▶ [INSTRUCTIONS FOR THE TASK] Go through the records and copy each line where the word "energy" occurs.

** BEGIN RAW RECORDS **

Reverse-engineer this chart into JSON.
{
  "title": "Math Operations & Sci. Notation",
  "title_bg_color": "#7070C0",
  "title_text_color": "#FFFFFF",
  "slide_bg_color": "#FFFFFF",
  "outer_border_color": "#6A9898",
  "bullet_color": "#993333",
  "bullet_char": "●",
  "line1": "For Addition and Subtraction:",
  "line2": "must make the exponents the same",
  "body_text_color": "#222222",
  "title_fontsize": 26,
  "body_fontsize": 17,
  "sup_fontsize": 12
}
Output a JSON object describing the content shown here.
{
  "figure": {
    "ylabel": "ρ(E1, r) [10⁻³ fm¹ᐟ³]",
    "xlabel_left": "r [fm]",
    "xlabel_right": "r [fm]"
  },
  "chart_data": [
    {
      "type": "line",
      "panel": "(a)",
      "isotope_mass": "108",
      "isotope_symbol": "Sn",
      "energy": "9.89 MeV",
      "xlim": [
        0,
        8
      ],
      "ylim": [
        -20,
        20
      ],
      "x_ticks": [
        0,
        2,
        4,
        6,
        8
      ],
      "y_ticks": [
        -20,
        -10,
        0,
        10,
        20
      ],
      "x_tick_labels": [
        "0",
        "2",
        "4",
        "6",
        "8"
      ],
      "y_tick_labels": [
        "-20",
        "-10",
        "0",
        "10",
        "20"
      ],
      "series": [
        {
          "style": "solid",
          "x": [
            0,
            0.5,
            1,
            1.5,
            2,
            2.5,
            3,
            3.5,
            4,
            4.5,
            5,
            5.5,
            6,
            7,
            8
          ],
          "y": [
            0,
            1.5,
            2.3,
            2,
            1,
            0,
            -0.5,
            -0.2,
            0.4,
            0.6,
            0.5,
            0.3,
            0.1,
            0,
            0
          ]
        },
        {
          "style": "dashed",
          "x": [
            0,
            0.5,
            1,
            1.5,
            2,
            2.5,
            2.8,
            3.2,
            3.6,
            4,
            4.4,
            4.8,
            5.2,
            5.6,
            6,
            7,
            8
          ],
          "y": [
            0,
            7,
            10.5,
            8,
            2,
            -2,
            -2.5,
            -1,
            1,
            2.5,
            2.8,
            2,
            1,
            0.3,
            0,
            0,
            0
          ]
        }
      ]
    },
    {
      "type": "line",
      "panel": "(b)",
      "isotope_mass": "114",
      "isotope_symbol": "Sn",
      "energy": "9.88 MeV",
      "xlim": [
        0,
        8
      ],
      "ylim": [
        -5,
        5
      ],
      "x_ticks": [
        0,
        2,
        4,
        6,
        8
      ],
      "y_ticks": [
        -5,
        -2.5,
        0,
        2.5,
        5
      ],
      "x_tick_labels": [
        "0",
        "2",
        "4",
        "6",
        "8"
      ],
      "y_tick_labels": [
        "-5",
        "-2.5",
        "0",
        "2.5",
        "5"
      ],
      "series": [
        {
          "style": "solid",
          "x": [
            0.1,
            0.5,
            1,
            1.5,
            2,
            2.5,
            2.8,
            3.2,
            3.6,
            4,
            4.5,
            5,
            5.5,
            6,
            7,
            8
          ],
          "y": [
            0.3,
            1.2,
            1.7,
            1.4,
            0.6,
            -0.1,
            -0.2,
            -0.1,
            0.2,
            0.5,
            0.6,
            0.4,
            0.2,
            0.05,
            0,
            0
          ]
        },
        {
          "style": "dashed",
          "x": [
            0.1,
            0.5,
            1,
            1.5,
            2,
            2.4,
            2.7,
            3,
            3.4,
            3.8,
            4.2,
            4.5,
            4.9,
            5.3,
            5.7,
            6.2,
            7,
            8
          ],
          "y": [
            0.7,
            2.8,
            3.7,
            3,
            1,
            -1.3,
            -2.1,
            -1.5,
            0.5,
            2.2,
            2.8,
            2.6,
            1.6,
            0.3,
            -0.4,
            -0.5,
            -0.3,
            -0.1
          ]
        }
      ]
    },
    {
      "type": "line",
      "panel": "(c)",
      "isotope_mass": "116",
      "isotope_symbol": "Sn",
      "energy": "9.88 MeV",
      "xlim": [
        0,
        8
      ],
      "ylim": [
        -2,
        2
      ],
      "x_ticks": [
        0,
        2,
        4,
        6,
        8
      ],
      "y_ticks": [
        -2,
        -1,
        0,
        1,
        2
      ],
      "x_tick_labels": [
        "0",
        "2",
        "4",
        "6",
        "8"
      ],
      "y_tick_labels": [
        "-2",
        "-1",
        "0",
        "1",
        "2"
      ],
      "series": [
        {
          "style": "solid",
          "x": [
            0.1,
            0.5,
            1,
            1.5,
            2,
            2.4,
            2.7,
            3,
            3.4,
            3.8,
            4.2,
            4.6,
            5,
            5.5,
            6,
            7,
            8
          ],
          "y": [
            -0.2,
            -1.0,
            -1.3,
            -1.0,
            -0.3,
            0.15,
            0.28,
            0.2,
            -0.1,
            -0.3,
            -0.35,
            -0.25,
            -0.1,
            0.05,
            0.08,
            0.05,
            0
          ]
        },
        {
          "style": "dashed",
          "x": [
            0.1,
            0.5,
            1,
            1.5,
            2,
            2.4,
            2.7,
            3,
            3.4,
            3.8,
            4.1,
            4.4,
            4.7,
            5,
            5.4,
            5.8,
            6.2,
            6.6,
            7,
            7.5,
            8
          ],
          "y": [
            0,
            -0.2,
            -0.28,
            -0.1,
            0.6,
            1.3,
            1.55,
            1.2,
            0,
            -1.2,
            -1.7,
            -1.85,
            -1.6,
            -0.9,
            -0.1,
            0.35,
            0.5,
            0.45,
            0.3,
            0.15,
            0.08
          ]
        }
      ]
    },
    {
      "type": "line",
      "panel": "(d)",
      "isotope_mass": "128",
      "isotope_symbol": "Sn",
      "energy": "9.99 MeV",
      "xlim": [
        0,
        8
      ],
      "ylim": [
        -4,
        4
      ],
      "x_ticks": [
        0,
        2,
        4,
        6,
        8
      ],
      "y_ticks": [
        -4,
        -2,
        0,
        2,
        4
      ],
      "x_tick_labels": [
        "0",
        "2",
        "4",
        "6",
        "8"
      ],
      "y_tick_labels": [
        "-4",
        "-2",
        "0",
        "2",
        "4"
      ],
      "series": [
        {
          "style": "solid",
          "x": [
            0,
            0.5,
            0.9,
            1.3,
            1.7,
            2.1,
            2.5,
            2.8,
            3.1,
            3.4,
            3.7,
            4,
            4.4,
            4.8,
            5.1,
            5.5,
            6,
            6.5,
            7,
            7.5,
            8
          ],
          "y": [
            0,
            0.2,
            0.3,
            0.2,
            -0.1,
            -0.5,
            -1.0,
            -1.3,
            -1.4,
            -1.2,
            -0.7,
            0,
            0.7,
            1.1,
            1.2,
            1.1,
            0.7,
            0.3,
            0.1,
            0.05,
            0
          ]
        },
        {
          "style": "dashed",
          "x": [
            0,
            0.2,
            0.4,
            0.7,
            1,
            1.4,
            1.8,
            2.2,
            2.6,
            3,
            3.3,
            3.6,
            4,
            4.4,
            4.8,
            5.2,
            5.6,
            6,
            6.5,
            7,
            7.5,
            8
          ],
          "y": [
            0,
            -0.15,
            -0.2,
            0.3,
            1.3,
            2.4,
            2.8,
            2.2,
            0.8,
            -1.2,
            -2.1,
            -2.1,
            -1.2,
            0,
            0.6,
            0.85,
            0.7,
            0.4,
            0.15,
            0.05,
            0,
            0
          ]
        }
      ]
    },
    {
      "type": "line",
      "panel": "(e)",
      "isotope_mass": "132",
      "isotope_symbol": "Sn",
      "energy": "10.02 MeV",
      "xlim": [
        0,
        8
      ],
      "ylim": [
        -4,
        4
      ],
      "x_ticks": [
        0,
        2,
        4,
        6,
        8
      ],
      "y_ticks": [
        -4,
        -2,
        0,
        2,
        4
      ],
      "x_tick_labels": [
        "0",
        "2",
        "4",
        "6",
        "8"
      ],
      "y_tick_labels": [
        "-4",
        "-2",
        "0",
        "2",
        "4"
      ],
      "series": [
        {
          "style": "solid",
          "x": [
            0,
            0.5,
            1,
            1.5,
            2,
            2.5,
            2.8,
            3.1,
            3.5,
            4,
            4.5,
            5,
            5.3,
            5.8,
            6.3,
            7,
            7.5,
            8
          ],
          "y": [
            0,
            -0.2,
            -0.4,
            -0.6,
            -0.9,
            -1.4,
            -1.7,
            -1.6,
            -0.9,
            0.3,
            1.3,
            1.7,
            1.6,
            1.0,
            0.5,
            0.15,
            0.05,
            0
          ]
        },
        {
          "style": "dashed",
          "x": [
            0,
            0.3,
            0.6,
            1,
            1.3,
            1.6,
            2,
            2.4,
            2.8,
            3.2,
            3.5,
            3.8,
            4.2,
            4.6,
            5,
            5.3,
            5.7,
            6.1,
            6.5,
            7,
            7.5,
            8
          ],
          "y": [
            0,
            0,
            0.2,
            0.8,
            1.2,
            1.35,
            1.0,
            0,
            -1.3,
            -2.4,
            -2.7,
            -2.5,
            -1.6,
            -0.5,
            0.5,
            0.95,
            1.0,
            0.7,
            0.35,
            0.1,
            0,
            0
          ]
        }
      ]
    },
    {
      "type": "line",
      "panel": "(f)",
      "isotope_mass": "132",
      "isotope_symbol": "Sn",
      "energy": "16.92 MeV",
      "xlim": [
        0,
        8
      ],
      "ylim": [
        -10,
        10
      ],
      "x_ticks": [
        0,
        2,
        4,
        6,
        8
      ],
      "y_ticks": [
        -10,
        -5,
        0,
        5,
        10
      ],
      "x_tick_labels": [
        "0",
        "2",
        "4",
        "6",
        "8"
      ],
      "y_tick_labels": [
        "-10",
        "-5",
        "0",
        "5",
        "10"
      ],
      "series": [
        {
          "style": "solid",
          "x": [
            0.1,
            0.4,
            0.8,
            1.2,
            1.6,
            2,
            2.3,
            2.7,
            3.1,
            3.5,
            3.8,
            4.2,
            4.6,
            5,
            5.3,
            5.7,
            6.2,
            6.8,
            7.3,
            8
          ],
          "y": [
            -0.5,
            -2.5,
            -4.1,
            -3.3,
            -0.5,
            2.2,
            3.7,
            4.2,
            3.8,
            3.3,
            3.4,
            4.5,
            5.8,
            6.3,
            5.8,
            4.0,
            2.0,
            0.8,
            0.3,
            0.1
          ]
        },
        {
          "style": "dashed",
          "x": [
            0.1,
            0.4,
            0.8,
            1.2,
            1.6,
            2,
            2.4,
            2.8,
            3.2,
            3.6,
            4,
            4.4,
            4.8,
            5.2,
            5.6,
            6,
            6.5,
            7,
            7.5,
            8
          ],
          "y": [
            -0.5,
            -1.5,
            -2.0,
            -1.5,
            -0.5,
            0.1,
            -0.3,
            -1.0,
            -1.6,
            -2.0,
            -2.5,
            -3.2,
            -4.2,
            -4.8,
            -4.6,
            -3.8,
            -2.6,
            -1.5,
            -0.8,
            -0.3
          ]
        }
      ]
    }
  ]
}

** END RAW RECORDS **

▶ [RESULT OF THE TASK]
      "energy": "9.89 MeV",
      "energy": "9.88 MeV",
      "energy": "9.88 MeV",
      "energy": "9.99 MeV",
      "energy": "10.02 MeV",
      "energy": "16.92 MeV",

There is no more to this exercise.